Collect each line containing "image".

--- start of GIVEN DATA ---

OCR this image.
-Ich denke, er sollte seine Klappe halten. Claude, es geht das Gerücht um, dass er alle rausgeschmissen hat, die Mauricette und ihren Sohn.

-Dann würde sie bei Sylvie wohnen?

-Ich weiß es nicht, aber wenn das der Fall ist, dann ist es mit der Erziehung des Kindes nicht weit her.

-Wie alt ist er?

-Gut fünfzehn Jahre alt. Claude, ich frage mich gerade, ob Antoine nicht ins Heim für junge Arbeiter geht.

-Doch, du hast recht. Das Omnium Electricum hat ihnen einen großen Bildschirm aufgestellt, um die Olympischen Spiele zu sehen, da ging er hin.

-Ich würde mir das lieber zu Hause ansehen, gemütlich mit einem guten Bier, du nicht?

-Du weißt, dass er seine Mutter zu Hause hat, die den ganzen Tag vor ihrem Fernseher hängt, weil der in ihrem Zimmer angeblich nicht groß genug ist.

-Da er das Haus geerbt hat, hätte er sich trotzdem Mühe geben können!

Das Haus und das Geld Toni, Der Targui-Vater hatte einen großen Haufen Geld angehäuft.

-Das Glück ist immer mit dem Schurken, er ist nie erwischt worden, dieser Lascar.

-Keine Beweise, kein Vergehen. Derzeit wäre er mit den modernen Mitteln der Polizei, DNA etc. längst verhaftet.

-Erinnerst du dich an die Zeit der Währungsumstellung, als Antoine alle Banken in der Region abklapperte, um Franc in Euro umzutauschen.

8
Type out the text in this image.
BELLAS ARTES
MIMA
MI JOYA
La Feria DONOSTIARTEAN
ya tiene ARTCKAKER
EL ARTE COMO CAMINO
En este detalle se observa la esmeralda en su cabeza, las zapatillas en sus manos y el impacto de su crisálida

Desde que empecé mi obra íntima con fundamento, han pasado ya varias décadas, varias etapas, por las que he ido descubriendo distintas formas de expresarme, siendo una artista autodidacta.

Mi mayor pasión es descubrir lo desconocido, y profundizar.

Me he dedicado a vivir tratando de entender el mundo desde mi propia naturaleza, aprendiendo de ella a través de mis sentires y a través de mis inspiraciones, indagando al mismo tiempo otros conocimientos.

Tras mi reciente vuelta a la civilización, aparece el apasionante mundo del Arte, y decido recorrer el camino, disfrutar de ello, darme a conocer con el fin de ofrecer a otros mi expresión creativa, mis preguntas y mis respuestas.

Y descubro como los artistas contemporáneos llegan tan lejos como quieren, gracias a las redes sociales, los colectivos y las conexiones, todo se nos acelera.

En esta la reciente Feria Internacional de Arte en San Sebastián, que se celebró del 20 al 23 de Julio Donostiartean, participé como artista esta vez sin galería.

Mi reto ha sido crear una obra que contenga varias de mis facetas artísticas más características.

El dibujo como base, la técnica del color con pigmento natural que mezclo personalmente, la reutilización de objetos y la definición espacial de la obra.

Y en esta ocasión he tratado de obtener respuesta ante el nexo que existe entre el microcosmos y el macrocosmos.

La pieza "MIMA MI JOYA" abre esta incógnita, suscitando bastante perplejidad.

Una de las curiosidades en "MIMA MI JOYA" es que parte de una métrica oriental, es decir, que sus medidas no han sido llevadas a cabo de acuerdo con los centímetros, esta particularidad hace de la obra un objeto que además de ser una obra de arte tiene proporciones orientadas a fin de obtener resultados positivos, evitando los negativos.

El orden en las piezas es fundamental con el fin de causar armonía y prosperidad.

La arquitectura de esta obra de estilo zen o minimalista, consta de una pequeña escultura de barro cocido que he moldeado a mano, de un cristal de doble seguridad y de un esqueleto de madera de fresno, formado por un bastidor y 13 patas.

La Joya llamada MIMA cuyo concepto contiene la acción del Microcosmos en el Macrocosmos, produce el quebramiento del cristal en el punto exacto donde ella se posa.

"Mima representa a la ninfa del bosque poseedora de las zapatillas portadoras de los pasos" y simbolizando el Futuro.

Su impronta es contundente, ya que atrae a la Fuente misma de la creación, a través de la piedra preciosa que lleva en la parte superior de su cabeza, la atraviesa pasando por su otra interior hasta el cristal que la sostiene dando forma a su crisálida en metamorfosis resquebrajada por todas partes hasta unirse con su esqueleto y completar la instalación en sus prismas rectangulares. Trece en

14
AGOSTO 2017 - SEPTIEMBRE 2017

--- end of GIVEN DATA ---

RESULT FOR THIS EXERCISE>
OCR this image.
Type out the text in this image.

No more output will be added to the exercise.